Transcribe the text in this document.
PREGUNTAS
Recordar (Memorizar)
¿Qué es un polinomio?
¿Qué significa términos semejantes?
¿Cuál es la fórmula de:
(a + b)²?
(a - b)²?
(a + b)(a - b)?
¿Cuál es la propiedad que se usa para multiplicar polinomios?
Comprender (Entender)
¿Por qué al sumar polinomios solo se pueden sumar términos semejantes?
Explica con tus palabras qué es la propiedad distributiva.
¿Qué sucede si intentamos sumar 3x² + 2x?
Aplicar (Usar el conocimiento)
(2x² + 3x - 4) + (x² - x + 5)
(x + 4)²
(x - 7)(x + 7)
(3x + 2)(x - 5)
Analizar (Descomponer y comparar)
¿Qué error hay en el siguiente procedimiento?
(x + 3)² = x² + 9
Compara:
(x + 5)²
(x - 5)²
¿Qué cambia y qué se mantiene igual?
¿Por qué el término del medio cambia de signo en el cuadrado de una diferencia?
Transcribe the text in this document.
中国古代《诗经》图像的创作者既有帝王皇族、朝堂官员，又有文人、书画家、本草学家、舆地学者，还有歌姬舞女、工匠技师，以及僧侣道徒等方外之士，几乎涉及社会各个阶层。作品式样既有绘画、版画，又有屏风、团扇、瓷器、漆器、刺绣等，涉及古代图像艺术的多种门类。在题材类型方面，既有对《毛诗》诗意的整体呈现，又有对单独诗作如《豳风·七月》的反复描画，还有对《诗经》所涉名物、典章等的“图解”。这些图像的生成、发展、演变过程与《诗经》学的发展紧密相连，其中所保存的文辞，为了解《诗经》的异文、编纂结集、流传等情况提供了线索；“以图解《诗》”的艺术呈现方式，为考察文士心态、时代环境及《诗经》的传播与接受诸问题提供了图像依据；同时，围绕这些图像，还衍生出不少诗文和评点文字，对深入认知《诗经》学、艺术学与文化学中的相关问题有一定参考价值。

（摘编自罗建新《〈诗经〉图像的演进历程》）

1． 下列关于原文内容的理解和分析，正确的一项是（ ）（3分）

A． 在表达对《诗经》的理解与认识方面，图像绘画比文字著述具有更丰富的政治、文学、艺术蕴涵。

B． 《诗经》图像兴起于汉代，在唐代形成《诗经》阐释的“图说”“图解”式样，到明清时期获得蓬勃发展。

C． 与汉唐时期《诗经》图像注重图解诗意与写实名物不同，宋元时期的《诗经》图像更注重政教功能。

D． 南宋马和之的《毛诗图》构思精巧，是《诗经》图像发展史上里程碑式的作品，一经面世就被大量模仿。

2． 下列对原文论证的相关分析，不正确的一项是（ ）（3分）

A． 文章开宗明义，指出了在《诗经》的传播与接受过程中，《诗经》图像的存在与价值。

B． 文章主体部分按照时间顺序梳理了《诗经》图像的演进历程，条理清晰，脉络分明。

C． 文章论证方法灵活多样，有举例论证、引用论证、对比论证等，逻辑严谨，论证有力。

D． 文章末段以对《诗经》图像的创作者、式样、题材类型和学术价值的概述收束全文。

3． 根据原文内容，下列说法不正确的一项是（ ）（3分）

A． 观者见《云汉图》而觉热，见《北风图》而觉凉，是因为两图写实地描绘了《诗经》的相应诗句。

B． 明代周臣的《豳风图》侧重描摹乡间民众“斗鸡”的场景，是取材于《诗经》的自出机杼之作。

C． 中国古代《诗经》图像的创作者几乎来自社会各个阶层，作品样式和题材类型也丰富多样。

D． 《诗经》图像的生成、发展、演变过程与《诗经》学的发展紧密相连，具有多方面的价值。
· · · · · · ·
**Problem description**
Give the entries again in full, exactly as they are written.

**Written reply**
Transcribe the text in this document.
PREGUNTAS
Recordar (Memorizar)
¿Qué es un polinomio?
¿Qué significa términos semejantes?
¿Cuál es la fórmula de:
(a + b)²?
(a - b)²?
(a + b)(a - b)?
¿Cuál es la propiedad que se usa para multiplicar polinomios?
Comprender (Entender)
¿Por qué al sumar polinomios solo se pueden sumar términos semejantes?
Explica con tus palabras qué es la propiedad distributiva.
¿Qué sucede si intentamos sumar 3x² + 2x?
Aplicar (Usar el conocimiento)
(2x² + 3x - 4) + (x² - x + 5)
(x + 4)²
(x - 7)(x + 7)
(3x + 2)(x - 5)
Analizar (Descomponer y comparar)
¿Qué error hay en el siguiente procedimiento?
(x + 3)² = x² + 9
Compara:
(x + 5)²
(x - 5)²
¿Qué cambia y qué se mantiene igual?
¿Por qué el término del medio cambia de signo en el cuadrado de una diferencia?
Transcribe the text in this document.
中国古代《诗经》图像的创作者既有帝王皇族、朝堂官员，又有文人、书画家、本草学家、舆地学者，还有歌姬舞女、工匠技师，以及僧侣道徒等方外之士，几乎涉及社会各个阶层。作品式样既有绘画、版画，又有屏风、团扇、瓷器、漆器、刺绣等，涉及古代图像艺术的多种门类。在题材类型方面，既有对《毛诗》诗意的整体呈现，又有对单独诗作如《豳风·七月》的反复描画，还有对《诗经》所涉名物、典章等的“图解”。这些图像的生成、发展、演变过程与《诗经》学的发展紧密相连，其中所保存的文辞，为了解《诗经》的异文、编纂结集、流传等情况提供了线索；“以图解《诗》”的艺术呈现方式，为考察文士心态、时代环境及《诗经》的传播与接受诸问题提供了图像依据；同时，围绕这些图像，还衍生出不少诗文和评点文字，对深入认知《诗经》学、艺术学与文化学中的相关问题有一定参考价值。

（摘编自罗建新《〈诗经〉图像的演进历程》）

1． 下列关于原文内容的理解和分析，正确的一项是（ ）（3分）

A． 在表达对《诗经》的理解与认识方面，图像绘画比文字著述具有更丰富的政治、文学、艺术蕴涵。

B． 《诗经》图像兴起于汉代，在唐代形成《诗经》阐释的“图说”“图解”式样，到明清时期获得蓬勃发展。

C． 与汉唐时期《诗经》图像注重图解诗意与写实名物不同，宋元时期的《诗经》图像更注重政教功能。

D． 南宋马和之的《毛诗图》构思精巧，是《诗经》图像发展史上里程碑式的作品，一经面世就被大量模仿。

2． 下列对原文论证的相关分析，不正确的一项是（ ）（3分）

A． 文章开宗明义，指出了在《诗经》的传播与接受过程中，《诗经》图像的存在与价值。

B． 文章主体部分按照时间顺序梳理了《诗经》图像的演进历程，条理清晰，脉络分明。

C． 文章论证方法灵活多样，有举例论证、引用论证、对比论证等，逻辑严谨，论证有力。

D． 文章末段以对《诗经》图像的创作者、式样、题材类型和学术价值的概述收束全文。

3． 根据原文内容，下列说法不正确的一项是（ ）（3分）

A． 观者见《云汉图》而觉热，见《北风图》而觉凉，是因为两图写实地描绘了《诗经》的相应诗句。

B． 明代周臣的《豳风图》侧重描摹乡间民众“斗鸡”的场景，是取材于《诗经》的自出机杼之作。

C． 中国古代《诗经》图像的创作者几乎来自社会各个阶层，作品样式和题材类型也丰富多样。

D． 《诗经》图像的生成、发展、演变过程与《诗经》学的发展紧密相连，具有多方面的价值。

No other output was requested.